### Task prompt
Pick out all lines with the word "JSON" from the records that follow.

Records contained in a dataset
::::::::::

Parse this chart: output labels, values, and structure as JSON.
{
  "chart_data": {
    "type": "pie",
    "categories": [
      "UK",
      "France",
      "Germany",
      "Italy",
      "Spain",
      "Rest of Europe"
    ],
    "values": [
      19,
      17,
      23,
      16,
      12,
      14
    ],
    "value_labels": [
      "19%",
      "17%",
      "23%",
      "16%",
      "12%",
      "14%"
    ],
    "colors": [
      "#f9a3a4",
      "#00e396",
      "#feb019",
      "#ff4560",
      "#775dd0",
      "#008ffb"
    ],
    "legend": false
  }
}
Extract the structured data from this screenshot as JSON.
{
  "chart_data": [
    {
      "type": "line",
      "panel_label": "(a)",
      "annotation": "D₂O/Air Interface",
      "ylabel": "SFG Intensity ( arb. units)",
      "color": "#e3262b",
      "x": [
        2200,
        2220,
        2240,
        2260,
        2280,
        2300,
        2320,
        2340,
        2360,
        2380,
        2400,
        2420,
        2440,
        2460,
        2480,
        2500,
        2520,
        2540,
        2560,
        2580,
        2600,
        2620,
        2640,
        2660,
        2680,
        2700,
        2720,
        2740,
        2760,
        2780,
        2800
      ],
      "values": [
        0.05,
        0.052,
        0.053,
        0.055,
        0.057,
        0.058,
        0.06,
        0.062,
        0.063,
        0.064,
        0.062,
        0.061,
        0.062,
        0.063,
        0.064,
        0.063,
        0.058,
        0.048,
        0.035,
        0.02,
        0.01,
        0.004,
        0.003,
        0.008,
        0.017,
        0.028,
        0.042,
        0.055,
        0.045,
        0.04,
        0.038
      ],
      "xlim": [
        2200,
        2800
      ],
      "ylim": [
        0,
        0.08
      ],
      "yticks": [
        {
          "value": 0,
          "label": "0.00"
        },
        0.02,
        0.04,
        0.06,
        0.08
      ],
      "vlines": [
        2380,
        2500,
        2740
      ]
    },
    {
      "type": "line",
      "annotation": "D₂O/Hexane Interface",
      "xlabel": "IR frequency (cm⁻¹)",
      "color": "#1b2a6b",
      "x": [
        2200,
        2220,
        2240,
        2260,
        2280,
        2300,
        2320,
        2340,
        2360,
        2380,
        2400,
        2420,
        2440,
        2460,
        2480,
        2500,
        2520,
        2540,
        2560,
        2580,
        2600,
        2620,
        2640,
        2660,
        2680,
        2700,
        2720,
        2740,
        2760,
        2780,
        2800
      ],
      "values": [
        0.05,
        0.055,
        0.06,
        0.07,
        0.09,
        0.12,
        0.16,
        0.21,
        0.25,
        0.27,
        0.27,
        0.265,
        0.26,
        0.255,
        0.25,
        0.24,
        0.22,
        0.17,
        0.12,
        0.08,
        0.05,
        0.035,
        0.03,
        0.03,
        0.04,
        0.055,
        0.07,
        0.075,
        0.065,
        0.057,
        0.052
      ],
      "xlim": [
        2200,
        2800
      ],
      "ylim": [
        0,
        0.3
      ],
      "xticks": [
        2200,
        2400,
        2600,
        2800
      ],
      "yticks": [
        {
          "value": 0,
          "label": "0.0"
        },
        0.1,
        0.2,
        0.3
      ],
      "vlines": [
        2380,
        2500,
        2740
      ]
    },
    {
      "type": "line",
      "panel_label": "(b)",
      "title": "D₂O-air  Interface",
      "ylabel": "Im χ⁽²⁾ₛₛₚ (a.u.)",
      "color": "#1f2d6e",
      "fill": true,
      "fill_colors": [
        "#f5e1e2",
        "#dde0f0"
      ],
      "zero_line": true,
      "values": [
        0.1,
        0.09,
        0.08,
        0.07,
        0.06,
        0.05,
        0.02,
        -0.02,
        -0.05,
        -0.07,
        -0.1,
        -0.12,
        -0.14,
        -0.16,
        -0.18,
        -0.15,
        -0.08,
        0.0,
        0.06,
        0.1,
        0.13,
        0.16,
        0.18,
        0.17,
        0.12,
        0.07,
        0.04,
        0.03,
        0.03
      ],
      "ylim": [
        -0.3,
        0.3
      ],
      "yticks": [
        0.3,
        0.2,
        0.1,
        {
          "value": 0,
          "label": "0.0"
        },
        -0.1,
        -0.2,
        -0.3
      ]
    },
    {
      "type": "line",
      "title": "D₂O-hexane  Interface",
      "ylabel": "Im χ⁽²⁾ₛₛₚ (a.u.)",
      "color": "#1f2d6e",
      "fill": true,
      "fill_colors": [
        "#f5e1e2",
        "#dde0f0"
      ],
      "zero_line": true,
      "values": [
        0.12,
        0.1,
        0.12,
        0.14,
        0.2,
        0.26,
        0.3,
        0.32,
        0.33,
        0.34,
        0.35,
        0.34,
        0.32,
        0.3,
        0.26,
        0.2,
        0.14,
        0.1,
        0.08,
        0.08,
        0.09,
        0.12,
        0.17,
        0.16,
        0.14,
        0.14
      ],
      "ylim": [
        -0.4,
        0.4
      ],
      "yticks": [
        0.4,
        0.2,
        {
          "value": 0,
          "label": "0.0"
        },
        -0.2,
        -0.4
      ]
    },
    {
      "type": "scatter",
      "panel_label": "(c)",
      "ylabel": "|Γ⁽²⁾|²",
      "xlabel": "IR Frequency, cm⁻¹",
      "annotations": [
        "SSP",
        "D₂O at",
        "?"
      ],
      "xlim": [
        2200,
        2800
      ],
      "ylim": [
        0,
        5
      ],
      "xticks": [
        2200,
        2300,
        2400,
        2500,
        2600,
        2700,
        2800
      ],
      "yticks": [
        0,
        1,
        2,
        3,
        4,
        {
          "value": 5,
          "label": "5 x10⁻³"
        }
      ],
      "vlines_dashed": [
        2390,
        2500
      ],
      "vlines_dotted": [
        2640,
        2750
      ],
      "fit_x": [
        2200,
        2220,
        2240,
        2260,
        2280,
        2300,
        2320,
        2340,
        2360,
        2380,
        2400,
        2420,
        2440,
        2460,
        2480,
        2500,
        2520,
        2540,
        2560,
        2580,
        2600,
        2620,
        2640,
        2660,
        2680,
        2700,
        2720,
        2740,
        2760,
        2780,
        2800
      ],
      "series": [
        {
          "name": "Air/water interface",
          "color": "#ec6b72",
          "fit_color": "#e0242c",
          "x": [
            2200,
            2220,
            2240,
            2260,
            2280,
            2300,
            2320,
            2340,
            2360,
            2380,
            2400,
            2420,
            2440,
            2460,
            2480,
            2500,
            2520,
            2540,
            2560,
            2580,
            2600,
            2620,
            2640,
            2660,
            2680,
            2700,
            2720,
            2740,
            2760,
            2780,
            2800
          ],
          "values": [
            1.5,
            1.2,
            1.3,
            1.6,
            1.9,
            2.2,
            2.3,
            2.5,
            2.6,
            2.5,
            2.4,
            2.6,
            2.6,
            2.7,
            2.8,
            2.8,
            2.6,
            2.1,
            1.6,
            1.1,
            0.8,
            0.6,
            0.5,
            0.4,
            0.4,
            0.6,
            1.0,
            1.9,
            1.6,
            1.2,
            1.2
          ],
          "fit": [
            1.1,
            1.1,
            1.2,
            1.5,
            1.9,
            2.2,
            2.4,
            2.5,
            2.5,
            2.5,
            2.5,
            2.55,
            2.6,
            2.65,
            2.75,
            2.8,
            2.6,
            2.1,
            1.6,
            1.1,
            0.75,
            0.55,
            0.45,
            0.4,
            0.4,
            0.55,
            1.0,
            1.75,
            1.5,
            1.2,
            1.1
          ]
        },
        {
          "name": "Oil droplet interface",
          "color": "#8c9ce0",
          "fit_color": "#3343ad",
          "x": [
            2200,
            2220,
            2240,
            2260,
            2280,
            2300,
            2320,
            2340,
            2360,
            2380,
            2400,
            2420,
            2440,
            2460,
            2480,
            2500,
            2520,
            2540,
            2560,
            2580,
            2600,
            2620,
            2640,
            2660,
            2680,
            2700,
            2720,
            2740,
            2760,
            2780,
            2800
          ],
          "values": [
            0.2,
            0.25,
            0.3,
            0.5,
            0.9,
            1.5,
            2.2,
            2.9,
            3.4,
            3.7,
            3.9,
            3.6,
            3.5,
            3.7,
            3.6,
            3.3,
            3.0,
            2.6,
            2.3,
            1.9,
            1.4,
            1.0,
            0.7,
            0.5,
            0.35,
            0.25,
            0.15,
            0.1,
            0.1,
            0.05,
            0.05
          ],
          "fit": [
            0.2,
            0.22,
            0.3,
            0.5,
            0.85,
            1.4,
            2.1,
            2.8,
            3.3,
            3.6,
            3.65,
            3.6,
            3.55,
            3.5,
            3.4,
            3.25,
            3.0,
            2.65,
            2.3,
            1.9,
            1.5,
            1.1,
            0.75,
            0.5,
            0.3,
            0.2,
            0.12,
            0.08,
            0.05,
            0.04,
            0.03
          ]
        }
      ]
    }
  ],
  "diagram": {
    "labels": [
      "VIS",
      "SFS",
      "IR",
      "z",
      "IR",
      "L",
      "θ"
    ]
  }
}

::::::::::

### Result of this exercise
Parse this chart: output labels, values, and structure as JSON.
Extract the structured data from this screenshot as JSON.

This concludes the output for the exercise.